### EXERCISE AIM
Please recast the lines of each of the following records as a JSON list of strings, one string per line, leaving out blank lines.

### Listings of boxed layout items

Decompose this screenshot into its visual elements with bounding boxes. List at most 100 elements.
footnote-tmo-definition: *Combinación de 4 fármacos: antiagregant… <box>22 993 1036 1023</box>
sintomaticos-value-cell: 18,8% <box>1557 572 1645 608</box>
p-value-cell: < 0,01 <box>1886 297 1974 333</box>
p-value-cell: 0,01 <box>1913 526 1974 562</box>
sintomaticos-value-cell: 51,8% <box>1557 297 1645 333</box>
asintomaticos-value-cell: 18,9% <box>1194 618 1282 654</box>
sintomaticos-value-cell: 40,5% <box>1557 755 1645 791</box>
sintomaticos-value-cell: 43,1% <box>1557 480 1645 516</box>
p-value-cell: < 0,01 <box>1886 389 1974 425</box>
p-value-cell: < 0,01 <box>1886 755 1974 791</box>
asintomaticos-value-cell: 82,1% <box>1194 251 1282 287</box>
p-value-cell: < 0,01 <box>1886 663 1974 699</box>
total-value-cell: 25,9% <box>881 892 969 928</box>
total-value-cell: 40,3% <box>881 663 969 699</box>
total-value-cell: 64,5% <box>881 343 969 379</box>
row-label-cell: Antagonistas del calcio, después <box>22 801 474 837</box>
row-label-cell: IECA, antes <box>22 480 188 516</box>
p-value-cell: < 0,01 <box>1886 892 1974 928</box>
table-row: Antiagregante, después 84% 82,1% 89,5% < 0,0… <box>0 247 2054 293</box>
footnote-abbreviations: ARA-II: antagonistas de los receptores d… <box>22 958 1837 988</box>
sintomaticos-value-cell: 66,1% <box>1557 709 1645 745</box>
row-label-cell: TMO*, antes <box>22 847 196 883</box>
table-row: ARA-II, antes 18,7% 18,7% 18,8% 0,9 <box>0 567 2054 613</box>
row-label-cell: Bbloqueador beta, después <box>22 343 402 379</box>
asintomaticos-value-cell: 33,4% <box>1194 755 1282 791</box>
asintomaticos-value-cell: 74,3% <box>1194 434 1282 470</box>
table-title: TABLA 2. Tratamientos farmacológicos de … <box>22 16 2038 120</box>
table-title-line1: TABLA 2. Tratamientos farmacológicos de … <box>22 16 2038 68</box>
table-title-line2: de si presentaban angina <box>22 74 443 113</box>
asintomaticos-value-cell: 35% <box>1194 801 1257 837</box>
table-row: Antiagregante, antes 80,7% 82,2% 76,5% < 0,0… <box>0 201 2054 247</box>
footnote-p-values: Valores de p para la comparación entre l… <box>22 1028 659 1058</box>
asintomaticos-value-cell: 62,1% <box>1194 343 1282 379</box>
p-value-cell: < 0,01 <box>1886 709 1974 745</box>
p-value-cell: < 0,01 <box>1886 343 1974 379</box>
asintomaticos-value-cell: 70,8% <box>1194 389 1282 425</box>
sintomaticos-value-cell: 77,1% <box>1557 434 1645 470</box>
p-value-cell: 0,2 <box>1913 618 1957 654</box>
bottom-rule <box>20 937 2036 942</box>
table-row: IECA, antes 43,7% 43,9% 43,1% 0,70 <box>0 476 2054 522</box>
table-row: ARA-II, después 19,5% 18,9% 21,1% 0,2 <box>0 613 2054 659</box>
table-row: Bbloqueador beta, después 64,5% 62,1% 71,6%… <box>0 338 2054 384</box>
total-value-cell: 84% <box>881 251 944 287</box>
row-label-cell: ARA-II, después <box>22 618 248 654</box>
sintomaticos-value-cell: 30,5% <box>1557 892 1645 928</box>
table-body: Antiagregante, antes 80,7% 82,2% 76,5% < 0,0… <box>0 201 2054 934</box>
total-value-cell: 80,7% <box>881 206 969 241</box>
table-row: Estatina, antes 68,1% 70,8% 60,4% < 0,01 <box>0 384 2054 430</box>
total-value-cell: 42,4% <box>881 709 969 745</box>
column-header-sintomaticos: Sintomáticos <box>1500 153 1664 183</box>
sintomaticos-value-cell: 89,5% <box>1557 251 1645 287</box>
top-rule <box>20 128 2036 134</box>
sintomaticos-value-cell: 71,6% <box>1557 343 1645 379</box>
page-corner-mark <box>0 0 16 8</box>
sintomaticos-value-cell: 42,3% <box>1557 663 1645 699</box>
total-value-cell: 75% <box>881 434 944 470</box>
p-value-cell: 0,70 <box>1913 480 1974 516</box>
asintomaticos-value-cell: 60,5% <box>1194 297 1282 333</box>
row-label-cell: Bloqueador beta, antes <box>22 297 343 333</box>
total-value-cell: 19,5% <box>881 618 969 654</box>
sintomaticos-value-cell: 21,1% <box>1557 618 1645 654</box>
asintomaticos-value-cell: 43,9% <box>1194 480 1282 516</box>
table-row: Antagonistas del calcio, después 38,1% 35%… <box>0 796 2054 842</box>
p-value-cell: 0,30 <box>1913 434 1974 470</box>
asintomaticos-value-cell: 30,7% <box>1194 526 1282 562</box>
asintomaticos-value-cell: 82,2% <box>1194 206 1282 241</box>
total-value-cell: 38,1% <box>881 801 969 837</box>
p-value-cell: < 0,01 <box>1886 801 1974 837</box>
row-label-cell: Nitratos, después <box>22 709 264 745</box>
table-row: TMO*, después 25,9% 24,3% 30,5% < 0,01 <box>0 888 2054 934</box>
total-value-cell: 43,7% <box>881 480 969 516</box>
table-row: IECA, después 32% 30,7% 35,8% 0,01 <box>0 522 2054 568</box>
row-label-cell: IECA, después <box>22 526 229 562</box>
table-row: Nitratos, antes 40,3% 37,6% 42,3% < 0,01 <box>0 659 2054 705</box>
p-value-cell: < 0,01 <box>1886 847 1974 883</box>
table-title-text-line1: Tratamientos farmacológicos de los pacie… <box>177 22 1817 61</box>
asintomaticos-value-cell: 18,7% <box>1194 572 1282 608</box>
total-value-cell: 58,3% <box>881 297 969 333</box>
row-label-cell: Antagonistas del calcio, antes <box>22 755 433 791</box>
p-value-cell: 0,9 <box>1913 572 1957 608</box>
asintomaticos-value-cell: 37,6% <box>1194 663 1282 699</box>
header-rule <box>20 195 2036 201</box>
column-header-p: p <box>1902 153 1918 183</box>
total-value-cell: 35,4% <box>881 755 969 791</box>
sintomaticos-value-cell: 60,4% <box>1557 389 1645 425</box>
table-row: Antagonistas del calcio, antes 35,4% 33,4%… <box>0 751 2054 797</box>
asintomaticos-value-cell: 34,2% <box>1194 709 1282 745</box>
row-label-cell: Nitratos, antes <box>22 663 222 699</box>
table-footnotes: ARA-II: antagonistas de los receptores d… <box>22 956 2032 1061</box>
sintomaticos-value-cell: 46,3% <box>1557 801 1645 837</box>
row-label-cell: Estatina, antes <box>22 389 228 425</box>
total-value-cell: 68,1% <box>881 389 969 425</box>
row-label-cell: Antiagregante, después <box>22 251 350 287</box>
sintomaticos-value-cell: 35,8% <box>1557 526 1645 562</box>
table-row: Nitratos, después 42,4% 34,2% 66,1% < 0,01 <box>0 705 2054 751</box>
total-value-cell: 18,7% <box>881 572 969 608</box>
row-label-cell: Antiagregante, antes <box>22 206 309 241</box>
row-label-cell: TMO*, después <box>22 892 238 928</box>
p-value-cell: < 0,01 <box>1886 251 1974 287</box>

### RESPONSE FOR THIS EXERCISE
[
  "Decompose this screenshot into its visual elements with bounding boxes. List at most 100 elements.",
  "footnote-tmo-definition: *Combinación de 4 fármacos: antiagregant… <box>22 993 1036 1023</box>",
  "sintomaticos-value-cell: 18,8% <box>1557 572 1645 608</box>",
  "p-value-cell: < 0,01 <box>1886 297 1974 333</box>",
  "p-value-cell: 0,01 <box>1913 526 1974 562</box>",
  "sintomaticos-value-cell: 51,8% <box>1557 297 1645 333</box>",
  "asintomaticos-value-cell: 18,9% <box>1194 618 1282 654</box>",
  "sintomaticos-value-cell: 40,5% <box>1557 755 1645 791</box>",
  "sintomaticos-value-cell: 43,1% <box>1557 480 1645 516</box>",
  "p-value-cell: < 0,01 <box>1886 389 1974 425</box>",
  "p-value-cell: < 0,01 <box>1886 755 1974 791</box>",
  "asintomaticos-value-cell: 82,1% <box>1194 251 1282 287</box>",
  "p-value-cell: < 0,01 <box>1886 663 1974 699</box>",
  "total-value-cell: 25,9% <box>881 892 969 928</box>",
  "total-value-cell: 40,3% <box>881 663 969 699</box>",
  "total-value-cell: 64,5% <box>881 343 969 379</box>",
  "row-label-cell: Antagonistas del calcio, después <box>22 801 474 837</box>",
  "row-label-cell: IECA, antes <box>22 480 188 516</box>",
  "p-value-cell: < 0,01 <box>1886 892 1974 928</box>",
  "table-row: Antiagregante, después 84% 82,1% 89,5% < 0,0… <box>0 247 2054 293</box>",
  "footnote-abbreviations: ARA-II: antagonistas de los receptores d… <box>22 958 1837 988</box>",
  "sintomaticos-value-cell: 66,1% <box>1557 709 1645 745</box>",
  "row-label-cell: TMO*, antes <box>22 847 196 883</box>",
  "table-row: ARA-II, antes 18,7% 18,7% 18,8% 0,9 <box>0 567 2054 613</box>",
  "row-label-cell: Bbloqueador beta, después <box>22 343 402 379</box>",
  "asintomaticos-value-cell: 33,4% <box>1194 755 1282 791</box>",
  "asintomaticos-value-cell: 74,3% <box>1194 434 1282 470</box>",
  "table-title: TABLA 2. Tratamientos farmacológicos de … <box>22 16 2038 120</box>",
  "table-title-line1: TABLA 2. Tratamientos farmacológicos de … <box>22 16 2038 68</box>",
  "table-title-line2: de si presentaban angina <box>22 74 443 113</box>",
  "asintomaticos-value-cell: 35% <box>1194 801 1257 837</box>",
  "table-row: Antiagregante, antes 80,7% 82,2% 76,5% < 0,0… <box>0 201 2054 247</box>",
  "footnote-p-values: Valores de p para la comparación entre l… <box>22 1028 659 1058</box>",
  "asintomaticos-value-cell: 62,1% <box>1194 343 1282 379</box>",
  "p-value-cell: < 0,01 <box>1886 709 1974 745</box>",
  "p-value-cell: < 0,01 <box>1886 343 1974 379</box>",
  "asintomaticos-value-cell: 70,8% <box>1194 389 1282 425</box>",
  "sintomaticos-value-cell: 77,1% <box>1557 434 1645 470</box>",
  "p-value-cell: 0,2 <box>1913 618 1957 654</box>",
  "bottom-rule <box>20 937 2036 942</box>",
  "table-row: IECA, antes 43,7% 43,9% 43,1% 0,70 <box>0 476 2054 522</box>",
  "table-row: ARA-II, después 19,5% 18,9% 21,1% 0,2 <box>0 613 2054 659</box>",
  "table-row: Bbloqueador beta, después 64,5% 62,1% 71,6%… <box>0 338 2054 384</box>",
  "total-value-cell: 84% <box>881 251 944 287</box>",
  "row-label-cell: ARA-II, después <box>22 618 248 654</box>",
  "sintomaticos-value-cell: 30,5% <box>1557 892 1645 928</box>",
  "table-body: Antiagregante, antes 80,7% 82,2% 76,5% < 0,0… <box>0 201 2054 934</box>",
  "total-value-cell: 80,7% <box>881 206 969 241</box>",
  "table-row: Estatina, antes 68,1% 70,8% 60,4% < 0,01 <box>0 384 2054 430</box>",
  "total-value-cell: 42,4% <box>881 709 969 745</box>",
  "column-header-sintomaticos: Sintomáticos <box>1500 153 1664 183</box>",
  "sintomaticos-value-cell: 89,5% <box>1557 251 1645 287</box>",
  "top-rule <box>20 128 2036 134</box>",
  "sintomaticos-value-cell: 71,6% <box>1557 343 1645 379</box>",
  "page-corner-mark <box>0 0 16 8</box>",
  "sintomaticos-value-cell: 42,3% <box>1557 663 1645 699</box>",
  "total-value-cell: 75% <box>881 434 944 470</box>",
  "p-value-cell: 0,70 <box>1913 480 1974 516</box>",
  "asintomaticos-value-cell: 60,5% <box>1194 297 1282 333</box>",
  "row-label-cell: Bloqueador beta, antes <box>22 297 343 333</box>",
  "total-value-cell: 19,5% <box>881 618 969 654</box>",
  "sintomaticos-value-cell: 21,1% <box>1557 618 1645 654</box>",
  "asintomaticos-value-cell: 43,9% <box>1194 480 1282 516</box>",
  "table-row: Antagonistas del calcio, después 38,1% 35%… <box>0 796 2054 842</box>",
  "p-value-cell: 0,30 <box>1913 434 1974 470</box>",
  "asintomaticos-value-cell: 30,7% <box>1194 526 1282 562</box>",
  "asintomaticos-value-cell: 82,2% <box>1194 206 1282 241</box>",
  "total-value-cell: 38,1% <box>881 801 969 837</box>",
  "p-value-cell: < 0,01 <box>1886 801 1974 837</box>",
  "row-label-cell: Nitratos, después <box>22 709 264 745</box>",
  "table-row: TMO*, después 25,9% 24,3% 30,5% < 0,01 <box>0 888 2054 934</box>",
  "total-value-cell: 43,7% <box>881 480 969 516</box>",
  "table-row: IECA, después 32% 30,7% 35,8% 0,01 <box>0 522 2054 568</box>",
  "row-label-cell: IECA, después <box>22 526 229 562</box>",
  "table-row: Nitratos, antes 40,3% 37,6% 42,3% < 0,01 <box>0 659 2054 705</box>",
  "p-value-cell: < 0,01 <box>1886 847 1974 883</box>",
  "table-title-text-line1: Tratamientos farmacológicos de los pacie… <box>177 22 1817 61</box>",
  "asintomaticos-value-cell: 18,7% <box>1194 572 1282 608</box>",
  "total-value-cell: 58,3% <box>881 297 969 333</box>",
  "row-label-cell: Antagonistas del calcio, antes <box>22 755 433 791</box>",
  "p-value-cell: 0,9 <box>1913 572 1957 608</box>",
  "asintomaticos-value-cell: 37,6% <box>1194 663 1282 699</box>",
  "header-rule <box>20 195 2036 201</box>",
  "column-header-p: p <box>1902 153 1918 183</box>",
  "total-value-cell: 35,4% <box>881 755 969 791</box>",
  "sintomaticos-value-cell: 60,4% <box>1557 389 1645 425</box>",
  "table-row: Antagonistas del calcio, antes 35,4% 33,4%… <box>0 751 2054 797</box>",
  "asintomaticos-value-cell: 34,2% <box>1194 709 1282 745</box>",
  "row-label-cell: Nitratos, antes <box>22 663 222 699</box>",
  "table-footnotes: ARA-II: antagonistas de los receptores d… <box>22 956 2032 1061</box>",
  "sintomaticos-value-cell: 46,3% <box>1557 801 1645 837</box>",
  "row-label-cell: Estatina, antes <box>22 389 228 425</box>",
  "total-value-cell: 68,1% <box>881 389 969 425</box>",
  "row-label-cell: Antiagregante, después <box>22 251 350 287</box>",
  "sintomaticos-value-cell: 35,8% <box>1557 526 1645 562</box>",
  "table-row: Nitratos, después 42,4% 34,2% 66,1% < 0,01 <box>0 705 2054 751</box>",
  "total-value-cell: 18,7% <box>881 572 969 608</box>",
  "row-label-cell: Antiagregante, antes <box>22 206 309 241</box>",
  "row-label-cell: TMO*, después <box>22 892 238 928</box>",
  "p-value-cell: < 0,01 <box>1886 251 1974 287</box>"
]